What the task requires: Please transcribe the records precisely; pictures stay out of your copy.
--------------------
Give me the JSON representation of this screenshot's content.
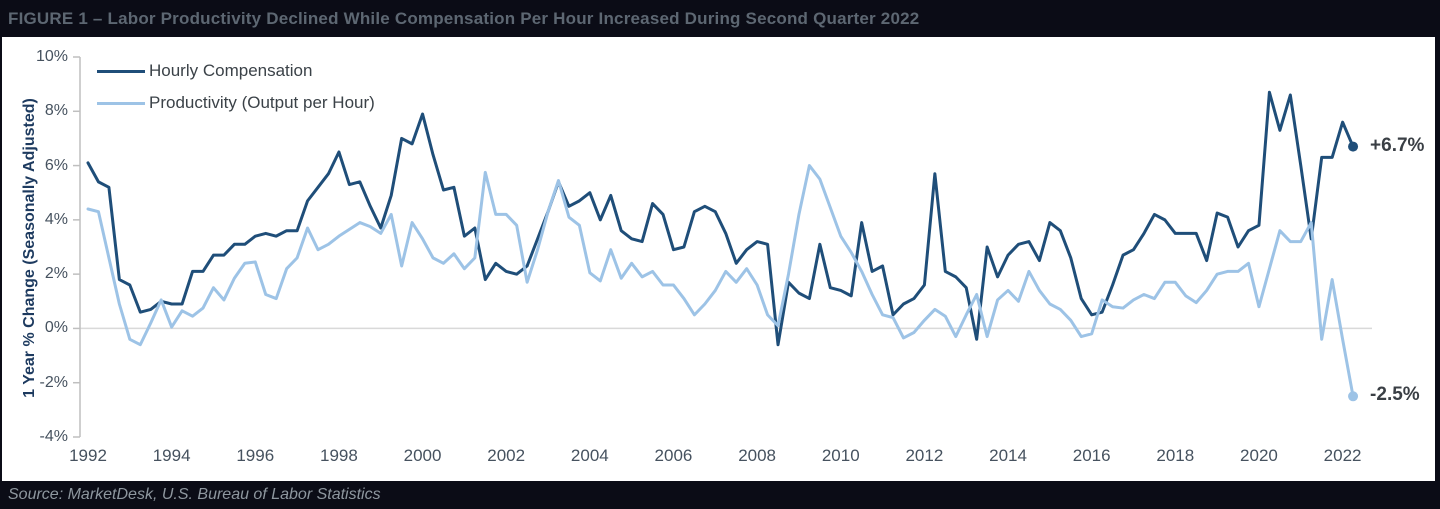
{
  "header": {
    "title": "FIGURE 1 – Labor Productivity Declined While Compensation Per Hour Increased During Second Quarter 2022"
  },
  "footer": {
    "source": "Source: MarketDesk, U.S. Bureau of Labor Statistics"
  },
  "colors": {
    "bar_background": "#0b0c16",
    "hourly_compensation_line": "#1F4E79",
    "productivity_line": "#9DC3E6",
    "zero_gridline": "#d9d9d9",
    "axis_line": "#bfbfbf"
  },
  "chart_data": {
    "type": "line",
    "title": "FIGURE 1 – Labor Productivity Declined While Compensation Per Hour Increased During Second Quarter 2022",
    "ylabel": "1 Year % Change (Seasonally Adjusted)",
    "ylim": [
      -4,
      10
    ],
    "y_ticks": [
      "10%",
      "8%",
      "6%",
      "4%",
      "2%",
      "0%",
      "-2%",
      "-4%"
    ],
    "y_tick_values": [
      10,
      8,
      6,
      4,
      2,
      0,
      -2,
      -4
    ],
    "x_ticks": [
      "1992",
      "1994",
      "1996",
      "1998",
      "2000",
      "2002",
      "2004",
      "2006",
      "2008",
      "2010",
      "2012",
      "2014",
      "2016",
      "2018",
      "2020",
      "2022"
    ],
    "x_start": "1992 Q1",
    "x_end": "2022 Q2",
    "frequency": "quarterly",
    "gridline_at": 0,
    "legend_position": "top-left",
    "series": [
      {
        "name": "Hourly Compensation",
        "color": "#1F4E79",
        "end_label": "+6.7%",
        "end_value": 6.7,
        "values": [
          6.1,
          5.4,
          5.2,
          1.8,
          1.6,
          0.6,
          0.7,
          1.0,
          0.9,
          0.9,
          2.1,
          2.1,
          2.7,
          2.7,
          3.1,
          3.1,
          3.4,
          3.5,
          3.4,
          3.6,
          3.6,
          4.7,
          5.2,
          5.7,
          6.5,
          5.3,
          5.4,
          4.5,
          3.7,
          4.9,
          7.0,
          6.8,
          7.9,
          6.4,
          5.1,
          5.2,
          3.4,
          3.7,
          1.8,
          2.4,
          2.1,
          2.0,
          2.3,
          3.3,
          4.3,
          5.4,
          4.5,
          4.7,
          5.0,
          4.0,
          4.9,
          3.6,
          3.3,
          3.2,
          4.6,
          4.2,
          2.9,
          3.0,
          4.3,
          4.5,
          4.3,
          3.5,
          2.4,
          2.9,
          3.2,
          3.1,
          -0.6,
          1.7,
          1.3,
          1.1,
          3.1,
          1.5,
          1.4,
          1.2,
          3.9,
          2.1,
          2.3,
          0.5,
          0.9,
          1.1,
          1.6,
          5.7,
          2.1,
          1.9,
          1.5,
          -0.4,
          3.0,
          1.9,
          2.7,
          3.1,
          3.2,
          2.5,
          3.9,
          3.6,
          2.6,
          1.1,
          0.5,
          0.6,
          1.6,
          2.7,
          2.9,
          3.5,
          4.2,
          4.0,
          3.5,
          3.5,
          3.5,
          2.5,
          4.25,
          4.1,
          3.0,
          3.6,
          3.8,
          8.7,
          7.3,
          8.6,
          6.0,
          3.3,
          6.3,
          6.3,
          7.6,
          6.7
        ]
      },
      {
        "name": "Productivity (Output per Hour)",
        "color": "#9DC3E6",
        "end_label": "-2.5%",
        "end_value": -2.5,
        "values": [
          4.4,
          4.3,
          2.6,
          0.9,
          -0.4,
          -0.6,
          0.2,
          1.05,
          0.05,
          0.65,
          0.45,
          0.75,
          1.5,
          1.05,
          1.85,
          2.4,
          2.45,
          1.25,
          1.1,
          2.2,
          2.6,
          3.7,
          2.9,
          3.1,
          3.4,
          3.65,
          3.9,
          3.75,
          3.5,
          4.2,
          2.3,
          3.9,
          3.3,
          2.6,
          2.4,
          2.75,
          2.2,
          2.6,
          5.75,
          4.2,
          4.2,
          3.8,
          1.7,
          2.9,
          4.3,
          5.45,
          4.1,
          3.8,
          2.05,
          1.75,
          2.9,
          1.85,
          2.4,
          1.9,
          2.1,
          1.6,
          1.6,
          1.1,
          0.5,
          0.9,
          1.4,
          2.1,
          1.7,
          2.2,
          1.6,
          0.5,
          0.1,
          2.0,
          4.2,
          6.0,
          5.5,
          4.45,
          3.4,
          2.8,
          2.1,
          1.25,
          0.5,
          0.4,
          -0.35,
          -0.15,
          0.3,
          0.7,
          0.45,
          -0.3,
          0.5,
          1.25,
          -0.3,
          1.05,
          1.4,
          1.0,
          2.1,
          1.4,
          0.9,
          0.7,
          0.3,
          -0.3,
          -0.2,
          1.05,
          0.8,
          0.75,
          1.05,
          1.25,
          1.1,
          1.7,
          1.7,
          1.2,
          0.95,
          1.4,
          2.0,
          2.1,
          2.1,
          2.4,
          0.8,
          2.2,
          3.6,
          3.2,
          3.2,
          3.9,
          -0.4,
          1.8,
          -0.4,
          -2.5
        ]
      }
    ]
  }
}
--------------------
Complete response:
Give me the JSON representation of this screenshot's content.
{
  "header": {
    "title": "FIGURE 1 – Labor Productivity Declined While Compensation Per Hour Increased During Second Quarter 2022"
  },
  "footer": {
    "source": "Source: MarketDesk, U.S. Bureau of Labor Statistics"
  },
  "colors": {
    "bar_background": "#0b0c16",
    "hourly_compensation_line": "#1F4E79",
    "productivity_line": "#9DC3E6",
    "zero_gridline": "#d9d9d9",
    "axis_line": "#bfbfbf"
  },
  "chart_data": {
    "type": "line",
    "title": "FIGURE 1 – Labor Productivity Declined While Compensation Per Hour Increased During Second Quarter 2022",
    "ylabel": "1 Year % Change (Seasonally Adjusted)",
    "ylim": [
      -4,
      10
    ],
    "y_ticks": [
      "10%",
      "8%",
      "6%",
      "4%",
      "2%",
      "0%",
      "-2%",
      "-4%"
    ],
    "y_tick_values": [
      10,
      8,
      6,
      4,
      2,
      0,
      -2,
      -4
    ],
    "x_ticks": [
      "1992",
      "1994",
      "1996",
      "1998",
      "2000",
      "2002",
      "2004",
      "2006",
      "2008",
      "2010",
      "2012",
      "2014",
      "2016",
      "2018",
      "2020",
      "2022"
    ],
    "x_start": "1992 Q1",
    "x_end": "2022 Q2",
    "frequency": "quarterly",
    "gridline_at": 0,
    "legend_position": "top-left",
    "series": [
      {
        "name": "Hourly Compensation",
        "color": "#1F4E79",
        "end_label": "+6.7%",
        "end_value": 6.7,
        "values": [
          6.1,
          5.4,
          5.2,
          1.8,
          1.6,
          0.6,
          0.7,
          1.0,
          0.9,
          0.9,
          2.1,
          2.1,
          2.7,
          2.7,
          3.1,
          3.1,
          3.4,
          3.5,
          3.4,
          3.6,
          3.6,
          4.7,
          5.2,
          5.7,
          6.5,
          5.3,
          5.4,
          4.5,
          3.7,
          4.9,
          7.0,
          6.8,
          7.9,
          6.4,
          5.1,
          5.2,
          3.4,
          3.7,
          1.8,
          2.4,
          2.1,
          2.0,
          2.3,
          3.3,
          4.3,
          5.4,
          4.5,
          4.7,
          5.0,
          4.0,
          4.9,
          3.6,
          3.3,
          3.2,
          4.6,
          4.2,
          2.9,
          3.0,
          4.3,
          4.5,
          4.3,
          3.5,
          2.4,
          2.9,
          3.2,
          3.1,
          -0.6,
          1.7,
          1.3,
          1.1,
          3.1,
          1.5,
          1.4,
          1.2,
          3.9,
          2.1,
          2.3,
          0.5,
          0.9,
          1.1,
          1.6,
          5.7,
          2.1,
          1.9,
          1.5,
          -0.4,
          3.0,
          1.9,
          2.7,
          3.1,
          3.2,
          2.5,
          3.9,
          3.6,
          2.6,
          1.1,
          0.5,
          0.6,
          1.6,
          2.7,
          2.9,
          3.5,
          4.2,
          4.0,
          3.5,
          3.5,
          3.5,
          2.5,
          4.25,
          4.1,
          3.0,
          3.6,
          3.8,
          8.7,
          7.3,
          8.6,
          6.0,
          3.3,
          6.3,
          6.3,
          7.6,
          6.7
        ]
      },
      {
        "name": "Productivity (Output per Hour)",
        "color": "#9DC3E6",
        "end_label": "-2.5%",
        "end_value": -2.5,
        "values": [
          4.4,
          4.3,
          2.6,
          0.9,
          -0.4,
          -0.6,
          0.2,
          1.05,
          0.05,
          0.65,
          0.45,
          0.75,
          1.5,
          1.05,
          1.85,
          2.4,
          2.45,
          1.25,
          1.1,
          2.2,
          2.6,
          3.7,
          2.9,
          3.1,
          3.4,
          3.65,
          3.9,
          3.75,
          3.5,
          4.2,
          2.3,
          3.9,
          3.3,
          2.6,
          2.4,
          2.75,
          2.2,
          2.6,
          5.75,
          4.2,
          4.2,
          3.8,
          1.7,
          2.9,
          4.3,
          5.45,
          4.1,
          3.8,
          2.05,
          1.75,
          2.9,
          1.85,
          2.4,
          1.9,
          2.1,
          1.6,
          1.6,
          1.1,
          0.5,
          0.9,
          1.4,
          2.1,
          1.7,
          2.2,
          1.6,
          0.5,
          0.1,
          2.0,
          4.2,
          6.0,
          5.5,
          4.45,
          3.4,
          2.8,
          2.1,
          1.25,
          0.5,
          0.4,
          -0.35,
          -0.15,
          0.3,
          0.7,
          0.45,
          -0.3,
          0.5,
          1.25,
          -0.3,
          1.05,
          1.4,
          1.0,
          2.1,
          1.4,
          0.9,
          0.7,
          0.3,
          -0.3,
          -0.2,
          1.05,
          0.8,
          0.75,
          1.05,
          1.25,
          1.1,
          1.7,
          1.7,
          1.2,
          0.95,
          1.4,
          2.0,
          2.1,
          2.1,
          2.4,
          0.8,
          2.2,
          3.6,
          3.2,
          3.2,
          3.9,
          -0.4,
          1.8,
          -0.4,
          -2.5
        ]
      }
    ]
  }
}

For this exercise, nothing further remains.